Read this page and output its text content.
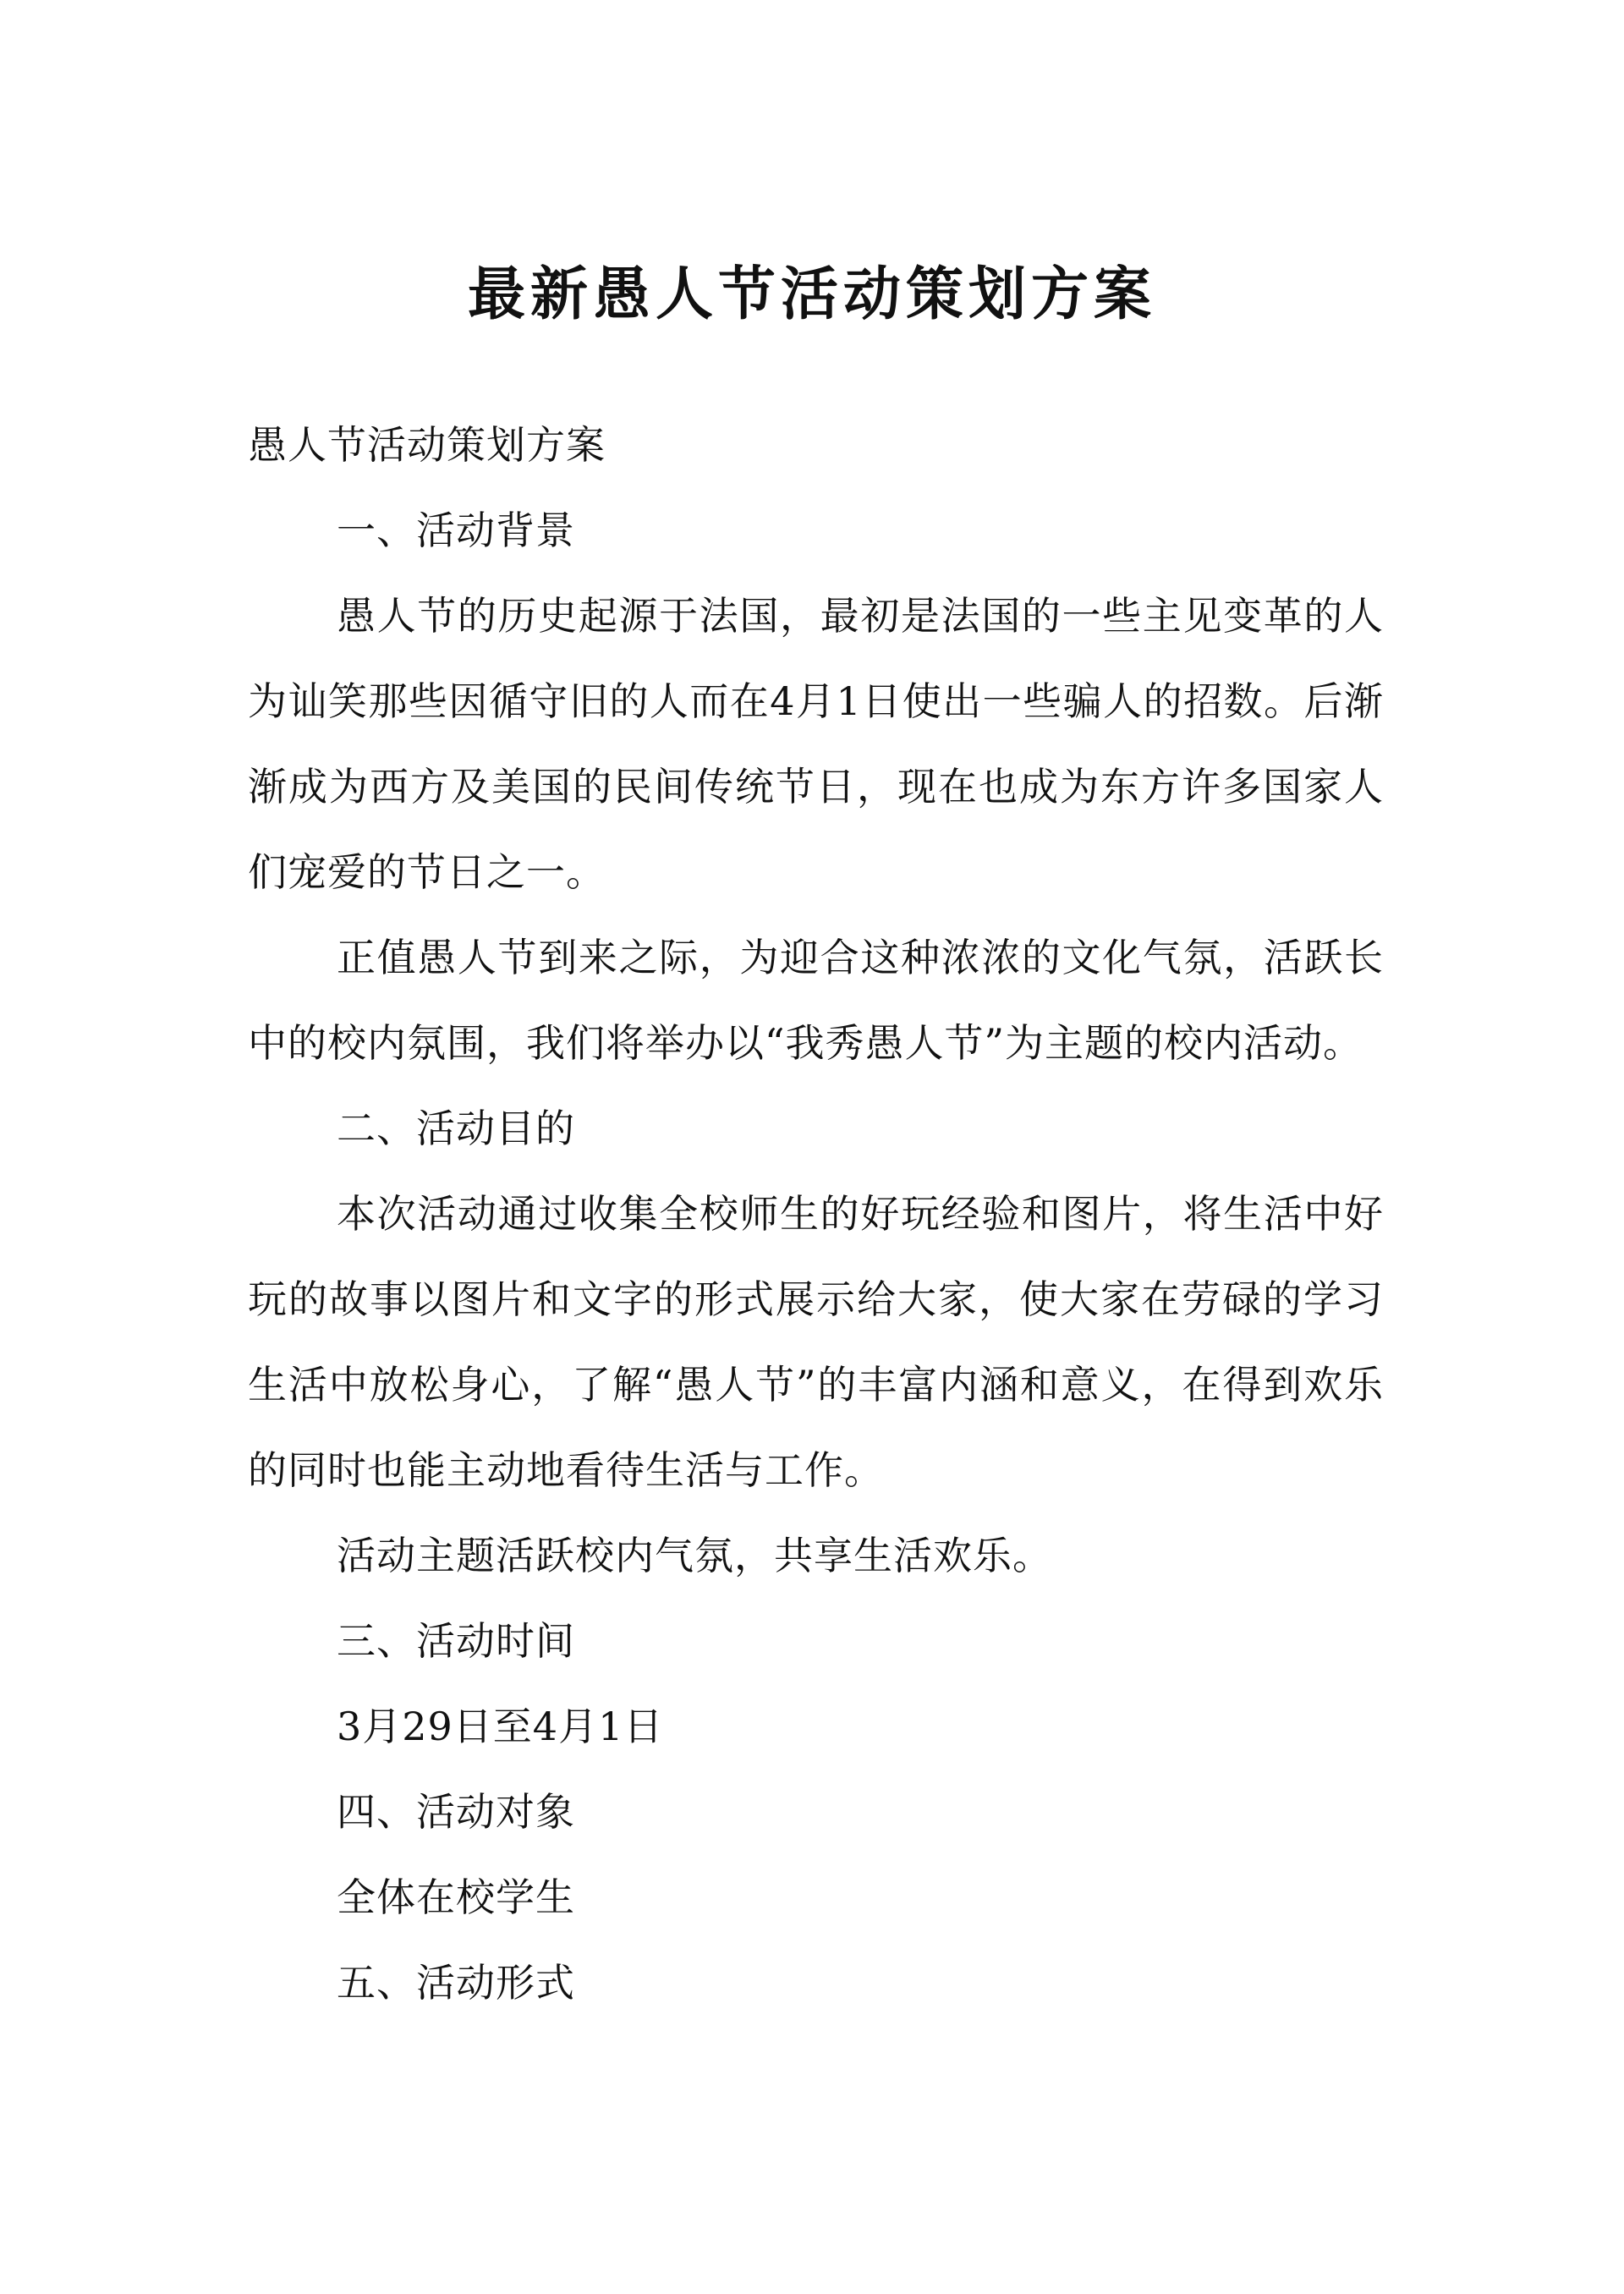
最新愚人节活动策划方案

愚人节活动策划方案

一、活动背景

愚人节的历史起源于法国，最初是法国的一些主见变革的人为讪笑那些因循守旧的人而在4月1日使出一些骗人的招数。后渐渐成为西方及美国的民间传统节日，现在也成为东方许多国家人们宠爱的节日之一。

正值愚人节到来之际，为迎合这种浓浓的文化气氛，活跃长中的校内氛围，我们将举办以“我秀愚人节”为主题的校内活动。

二、活动目的

本次活动通过收集全校师生的好玩经验和图片，将生活中好玩的故事以图片和文字的形式展示给大家，使大家在劳碌的学习生活中放松身心，了解“愚人节”的丰富内涵和意义，在得到欢乐的同时也能主动地看待生活与工作。

活动主题活跃校内气氛，共享生活欢乐。

三、活动时间

3月29日至4月1日

四、活动对象

全体在校学生

五、活动形式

§ **Problem requirements**
Print all entries exactly. The images do not belong in the copy.

§ **Answer to this problem**
Read this page and output its text content.
最新愚人节活动策划方案

愚人节活动策划方案

一、活动背景

愚人节的历史起源于法国，最初是法国的一些主见变革的人为讪笑那些因循守旧的人而在4月1日使出一些骗人的招数。后渐渐成为西方及美国的民间传统节日，现在也成为东方许多国家人们宠爱的节日之一。

正值愚人节到来之际，为迎合这种浓浓的文化气氛，活跃长中的校内氛围，我们将举办以“我秀愚人节”为主题的校内活动。

二、活动目的

本次活动通过收集全校师生的好玩经验和图片，将生活中好玩的故事以图片和文字的形式展示给大家，使大家在劳碌的学习生活中放松身心，了解“愚人节”的丰富内涵和意义，在得到欢乐的同时也能主动地看待生活与工作。

活动主题活跃校内气氛，共享生活欢乐。

三、活动时间

3月29日至4月1日

四、活动对象

全体在校学生

五、活动形式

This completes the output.